**Written task**
Write out the material again word for word, dropping any images it holds.

'''

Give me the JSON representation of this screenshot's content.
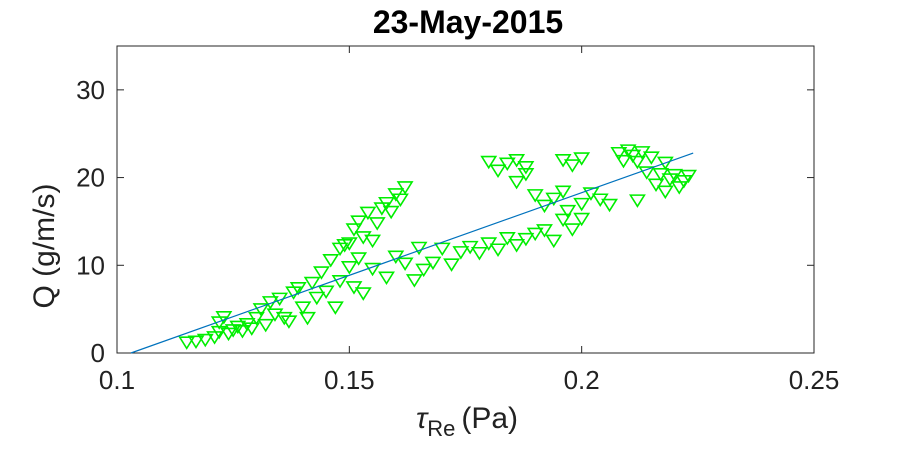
{
  "chart_data": {
    "type": "scatter",
    "title": "23-May-2015",
    "xlabel_symbol": "τ",
    "xlabel_subscript": "Re",
    "xlabel_unit": "(Pa)",
    "ylabel": "Q (g/m/s)",
    "xlim": [
      0.1,
      0.25
    ],
    "ylim": [
      0,
      35
    ],
    "xticks": [
      0.1,
      0.15,
      0.2,
      0.25
    ],
    "xtick_labels": [
      "0.1",
      "0.15",
      "0.2",
      "0.25"
    ],
    "yticks": [
      0,
      10,
      20,
      30
    ],
    "ytick_labels": [
      "0",
      "10",
      "20",
      "30"
    ],
    "grid": false,
    "marker": "triangle-down",
    "marker_color": "#00ee00",
    "fit_color": "#0072bd",
    "fit_line": {
      "x": [
        0.103,
        0.224
      ],
      "y": [
        0,
        22.8
      ]
    },
    "points": [
      [
        0.115,
        1.2
      ],
      [
        0.117,
        1.3
      ],
      [
        0.119,
        1.5
      ],
      [
        0.121,
        1.8
      ],
      [
        0.122,
        2.4
      ],
      [
        0.122,
        3.5
      ],
      [
        0.123,
        4.1
      ],
      [
        0.124,
        2.2
      ],
      [
        0.125,
        2.6
      ],
      [
        0.126,
        3.0
      ],
      [
        0.127,
        2.5
      ],
      [
        0.128,
        3.3
      ],
      [
        0.129,
        2.8
      ],
      [
        0.13,
        4.0
      ],
      [
        0.131,
        5.0
      ],
      [
        0.132,
        3.2
      ],
      [
        0.133,
        5.8
      ],
      [
        0.134,
        4.4
      ],
      [
        0.135,
        6.2
      ],
      [
        0.136,
        4.0
      ],
      [
        0.137,
        3.6
      ],
      [
        0.138,
        6.9
      ],
      [
        0.139,
        7.4
      ],
      [
        0.14,
        5.2
      ],
      [
        0.141,
        4.0
      ],
      [
        0.142,
        8.0
      ],
      [
        0.143,
        6.3
      ],
      [
        0.144,
        9.2
      ],
      [
        0.145,
        7.0
      ],
      [
        0.146,
        10.6
      ],
      [
        0.147,
        5.2
      ],
      [
        0.148,
        8.2
      ],
      [
        0.148,
        11.9
      ],
      [
        0.149,
        12.3
      ],
      [
        0.15,
        9.8
      ],
      [
        0.15,
        12.5
      ],
      [
        0.151,
        14.1
      ],
      [
        0.151,
        7.5
      ],
      [
        0.152,
        15.0
      ],
      [
        0.152,
        10.8
      ],
      [
        0.153,
        13.2
      ],
      [
        0.153,
        6.8
      ],
      [
        0.154,
        16.0
      ],
      [
        0.155,
        12.8
      ],
      [
        0.155,
        9.6
      ],
      [
        0.156,
        14.8
      ],
      [
        0.157,
        16.5
      ],
      [
        0.158,
        17.1
      ],
      [
        0.158,
        8.6
      ],
      [
        0.159,
        16.1
      ],
      [
        0.16,
        18.1
      ],
      [
        0.161,
        17.5
      ],
      [
        0.162,
        18.9
      ],
      [
        0.16,
        11.0
      ],
      [
        0.162,
        10.2
      ],
      [
        0.164,
        8.3
      ],
      [
        0.165,
        12.0
      ],
      [
        0.166,
        9.5
      ],
      [
        0.168,
        10.3
      ],
      [
        0.17,
        11.9
      ],
      [
        0.172,
        10.1
      ],
      [
        0.174,
        11.5
      ],
      [
        0.176,
        12.1
      ],
      [
        0.178,
        11.4
      ],
      [
        0.18,
        12.5
      ],
      [
        0.182,
        11.8
      ],
      [
        0.184,
        13.1
      ],
      [
        0.186,
        12.3
      ],
      [
        0.188,
        13.0
      ],
      [
        0.19,
        13.6
      ],
      [
        0.192,
        14.0
      ],
      [
        0.194,
        12.8
      ],
      [
        0.196,
        15.2
      ],
      [
        0.198,
        14.1
      ],
      [
        0.2,
        15.3
      ],
      [
        0.18,
        21.8
      ],
      [
        0.182,
        20.8
      ],
      [
        0.184,
        21.6
      ],
      [
        0.186,
        22.0
      ],
      [
        0.188,
        21.2
      ],
      [
        0.186,
        19.5
      ],
      [
        0.188,
        20.4
      ],
      [
        0.19,
        18.0
      ],
      [
        0.192,
        16.8
      ],
      [
        0.194,
        17.6
      ],
      [
        0.196,
        18.4
      ],
      [
        0.196,
        22.0
      ],
      [
        0.198,
        21.4
      ],
      [
        0.2,
        22.2
      ],
      [
        0.197,
        16.2
      ],
      [
        0.2,
        17.0
      ],
      [
        0.202,
        18.2
      ],
      [
        0.204,
        17.5
      ],
      [
        0.206,
        16.9
      ],
      [
        0.208,
        22.8
      ],
      [
        0.209,
        21.9
      ],
      [
        0.21,
        23.1
      ],
      [
        0.211,
        22.5
      ],
      [
        0.212,
        21.8
      ],
      [
        0.213,
        22.9
      ],
      [
        0.214,
        20.6
      ],
      [
        0.215,
        22.3
      ],
      [
        0.216,
        19.2
      ],
      [
        0.217,
        20.4
      ],
      [
        0.218,
        21.7
      ],
      [
        0.219,
        19.8
      ],
      [
        0.22,
        20.3
      ],
      [
        0.221,
        18.9
      ],
      [
        0.222,
        19.6
      ],
      [
        0.223,
        20.2
      ],
      [
        0.212,
        17.4
      ],
      [
        0.218,
        18.4
      ]
    ]
  }
}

'''

**Exercise output**
Give me the JSON representation of this screenshot's content.
{
  "chart_data": {
    "type": "scatter",
    "title": "23-May-2015",
    "xlabel_symbol": "τ",
    "xlabel_subscript": "Re",
    "xlabel_unit": "(Pa)",
    "ylabel": "Q (g/m/s)",
    "xlim": [
      0.1,
      0.25
    ],
    "ylim": [
      0,
      35
    ],
    "xticks": [
      0.1,
      0.15,
      0.2,
      0.25
    ],
    "xtick_labels": [
      "0.1",
      "0.15",
      "0.2",
      "0.25"
    ],
    "yticks": [
      0,
      10,
      20,
      30
    ],
    "ytick_labels": [
      "0",
      "10",
      "20",
      "30"
    ],
    "grid": false,
    "marker": "triangle-down",
    "marker_color": "#00ee00",
    "fit_color": "#0072bd",
    "fit_line": {
      "x": [
        0.103,
        0.224
      ],
      "y": [
        0,
        22.8
      ]
    },
    "points": [
      [
        0.115,
        1.2
      ],
      [
        0.117,
        1.3
      ],
      [
        0.119,
        1.5
      ],
      [
        0.121,
        1.8
      ],
      [
        0.122,
        2.4
      ],
      [
        0.122,
        3.5
      ],
      [
        0.123,
        4.1
      ],
      [
        0.124,
        2.2
      ],
      [
        0.125,
        2.6
      ],
      [
        0.126,
        3.0
      ],
      [
        0.127,
        2.5
      ],
      [
        0.128,
        3.3
      ],
      [
        0.129,
        2.8
      ],
      [
        0.13,
        4.0
      ],
      [
        0.131,
        5.0
      ],
      [
        0.132,
        3.2
      ],
      [
        0.133,
        5.8
      ],
      [
        0.134,
        4.4
      ],
      [
        0.135,
        6.2
      ],
      [
        0.136,
        4.0
      ],
      [
        0.137,
        3.6
      ],
      [
        0.138,
        6.9
      ],
      [
        0.139,
        7.4
      ],
      [
        0.14,
        5.2
      ],
      [
        0.141,
        4.0
      ],
      [
        0.142,
        8.0
      ],
      [
        0.143,
        6.3
      ],
      [
        0.144,
        9.2
      ],
      [
        0.145,
        7.0
      ],
      [
        0.146,
        10.6
      ],
      [
        0.147,
        5.2
      ],
      [
        0.148,
        8.2
      ],
      [
        0.148,
        11.9
      ],
      [
        0.149,
        12.3
      ],
      [
        0.15,
        9.8
      ],
      [
        0.15,
        12.5
      ],
      [
        0.151,
        14.1
      ],
      [
        0.151,
        7.5
      ],
      [
        0.152,
        15.0
      ],
      [
        0.152,
        10.8
      ],
      [
        0.153,
        13.2
      ],
      [
        0.153,
        6.8
      ],
      [
        0.154,
        16.0
      ],
      [
        0.155,
        12.8
      ],
      [
        0.155,
        9.6
      ],
      [
        0.156,
        14.8
      ],
      [
        0.157,
        16.5
      ],
      [
        0.158,
        17.1
      ],
      [
        0.158,
        8.6
      ],
      [
        0.159,
        16.1
      ],
      [
        0.16,
        18.1
      ],
      [
        0.161,
        17.5
      ],
      [
        0.162,
        18.9
      ],
      [
        0.16,
        11.0
      ],
      [
        0.162,
        10.2
      ],
      [
        0.164,
        8.3
      ],
      [
        0.165,
        12.0
      ],
      [
        0.166,
        9.5
      ],
      [
        0.168,
        10.3
      ],
      [
        0.17,
        11.9
      ],
      [
        0.172,
        10.1
      ],
      [
        0.174,
        11.5
      ],
      [
        0.176,
        12.1
      ],
      [
        0.178,
        11.4
      ],
      [
        0.18,
        12.5
      ],
      [
        0.182,
        11.8
      ],
      [
        0.184,
        13.1
      ],
      [
        0.186,
        12.3
      ],
      [
        0.188,
        13.0
      ],
      [
        0.19,
        13.6
      ],
      [
        0.192,
        14.0
      ],
      [
        0.194,
        12.8
      ],
      [
        0.196,
        15.2
      ],
      [
        0.198,
        14.1
      ],
      [
        0.2,
        15.3
      ],
      [
        0.18,
        21.8
      ],
      [
        0.182,
        20.8
      ],
      [
        0.184,
        21.6
      ],
      [
        0.186,
        22.0
      ],
      [
        0.188,
        21.2
      ],
      [
        0.186,
        19.5
      ],
      [
        0.188,
        20.4
      ],
      [
        0.19,
        18.0
      ],
      [
        0.192,
        16.8
      ],
      [
        0.194,
        17.6
      ],
      [
        0.196,
        18.4
      ],
      [
        0.196,
        22.0
      ],
      [
        0.198,
        21.4
      ],
      [
        0.2,
        22.2
      ],
      [
        0.197,
        16.2
      ],
      [
        0.2,
        17.0
      ],
      [
        0.202,
        18.2
      ],
      [
        0.204,
        17.5
      ],
      [
        0.206,
        16.9
      ],
      [
        0.208,
        22.8
      ],
      [
        0.209,
        21.9
      ],
      [
        0.21,
        23.1
      ],
      [
        0.211,
        22.5
      ],
      [
        0.212,
        21.8
      ],
      [
        0.213,
        22.9
      ],
      [
        0.214,
        20.6
      ],
      [
        0.215,
        22.3
      ],
      [
        0.216,
        19.2
      ],
      [
        0.217,
        20.4
      ],
      [
        0.218,
        21.7
      ],
      [
        0.219,
        19.8
      ],
      [
        0.22,
        20.3
      ],
      [
        0.221,
        18.9
      ],
      [
        0.222,
        19.6
      ],
      [
        0.223,
        20.2
      ],
      [
        0.212,
        17.4
      ],
      [
        0.218,
        18.4
      ]
    ]
  }
}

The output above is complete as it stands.